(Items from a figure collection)
/---
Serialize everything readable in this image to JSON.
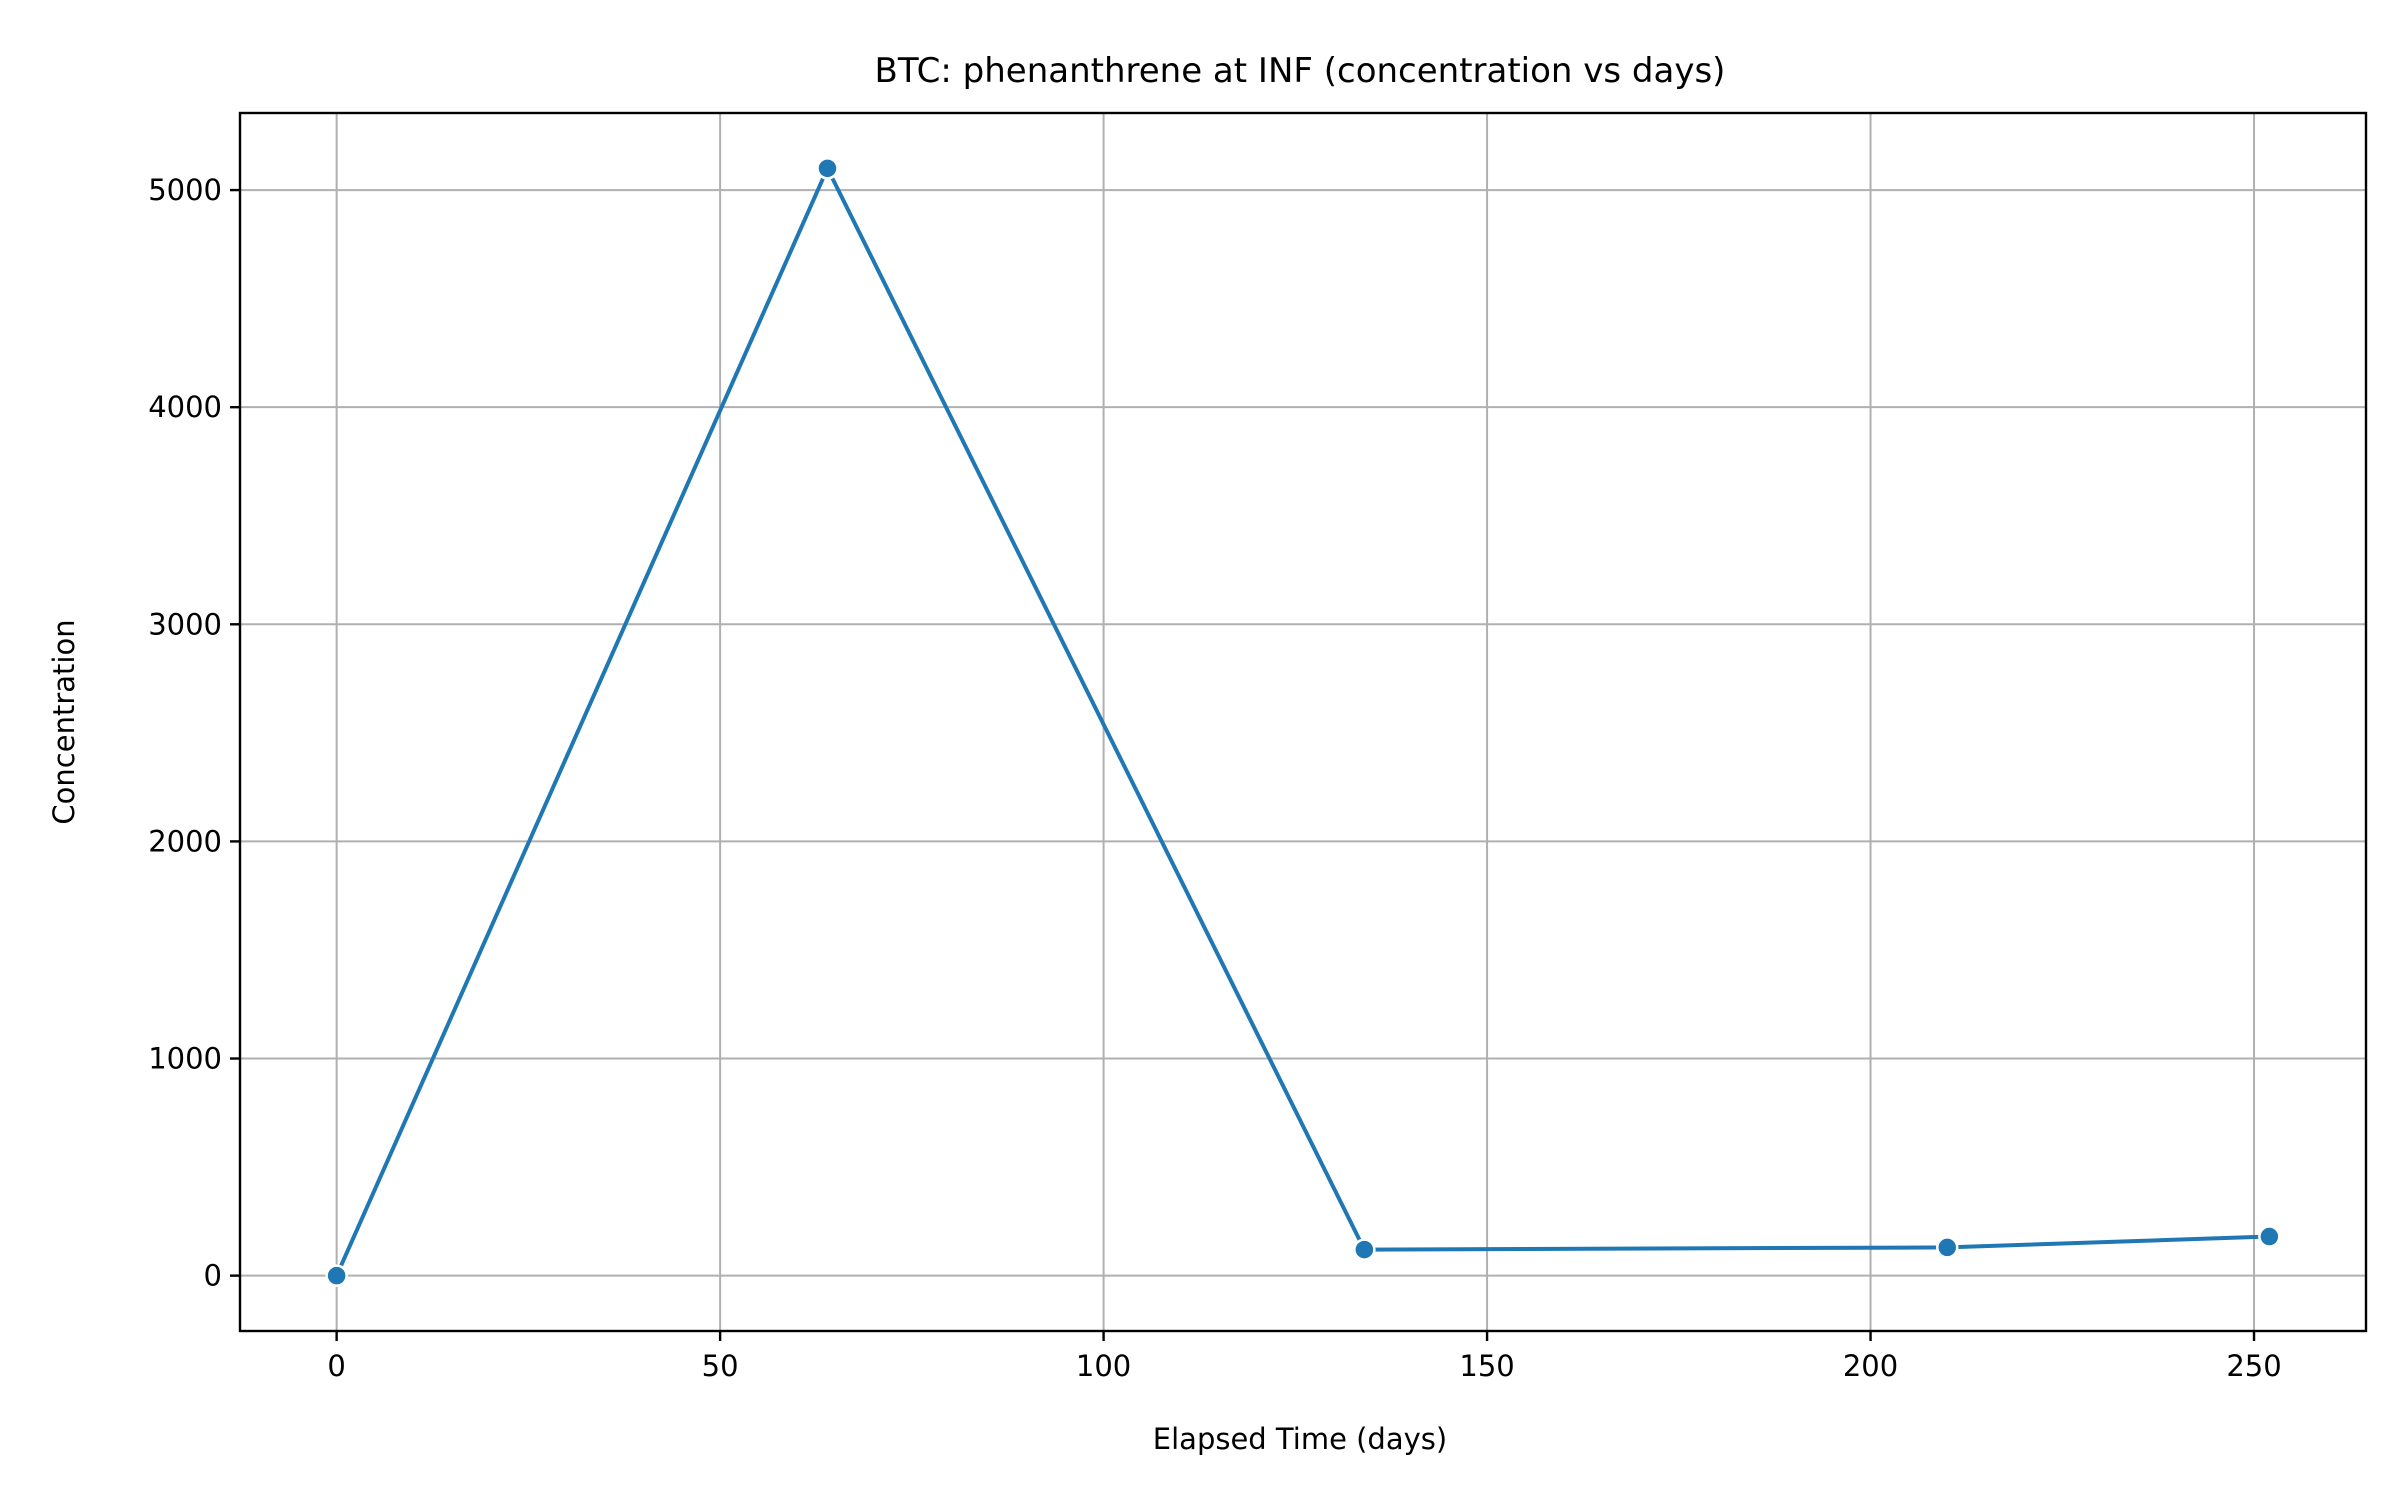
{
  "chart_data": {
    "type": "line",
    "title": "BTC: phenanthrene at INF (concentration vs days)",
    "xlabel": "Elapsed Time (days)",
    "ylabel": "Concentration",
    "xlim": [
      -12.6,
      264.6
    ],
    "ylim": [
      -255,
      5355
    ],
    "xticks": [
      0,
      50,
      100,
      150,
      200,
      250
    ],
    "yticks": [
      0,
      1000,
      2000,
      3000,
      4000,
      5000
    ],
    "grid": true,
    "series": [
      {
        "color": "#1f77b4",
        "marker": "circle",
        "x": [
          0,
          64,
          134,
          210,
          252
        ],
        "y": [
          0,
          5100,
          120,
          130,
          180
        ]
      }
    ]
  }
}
\---
/---
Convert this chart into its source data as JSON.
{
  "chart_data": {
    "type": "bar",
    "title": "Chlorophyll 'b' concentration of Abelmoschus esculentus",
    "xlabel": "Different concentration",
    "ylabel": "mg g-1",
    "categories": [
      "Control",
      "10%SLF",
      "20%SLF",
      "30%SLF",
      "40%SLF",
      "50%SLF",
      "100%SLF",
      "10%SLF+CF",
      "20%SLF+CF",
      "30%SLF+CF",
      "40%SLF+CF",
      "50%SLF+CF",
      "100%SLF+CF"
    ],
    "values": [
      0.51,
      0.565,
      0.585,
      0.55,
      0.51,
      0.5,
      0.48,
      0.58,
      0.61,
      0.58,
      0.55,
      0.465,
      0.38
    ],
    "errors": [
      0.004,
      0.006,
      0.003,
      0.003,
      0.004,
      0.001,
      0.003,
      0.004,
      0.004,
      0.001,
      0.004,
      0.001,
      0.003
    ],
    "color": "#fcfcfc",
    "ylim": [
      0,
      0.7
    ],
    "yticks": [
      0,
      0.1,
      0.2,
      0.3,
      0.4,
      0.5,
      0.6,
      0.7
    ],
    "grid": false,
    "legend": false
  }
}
\---
/---
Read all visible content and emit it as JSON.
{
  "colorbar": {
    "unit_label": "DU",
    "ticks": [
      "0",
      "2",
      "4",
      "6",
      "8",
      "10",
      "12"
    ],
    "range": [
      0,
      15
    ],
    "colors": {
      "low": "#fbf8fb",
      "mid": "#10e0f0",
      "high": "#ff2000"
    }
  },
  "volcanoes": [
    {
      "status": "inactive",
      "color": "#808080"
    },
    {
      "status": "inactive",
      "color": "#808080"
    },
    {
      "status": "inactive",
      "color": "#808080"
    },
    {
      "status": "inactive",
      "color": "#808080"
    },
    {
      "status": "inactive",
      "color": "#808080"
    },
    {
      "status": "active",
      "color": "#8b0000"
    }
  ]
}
\---
## TASK DETAILS
Check each line above for "xlabel" and return the ones that have it.

## RIGHT ANSWER
    "xlabel": "Elapsed Time (days)",
    "xlabel": "Different concentration",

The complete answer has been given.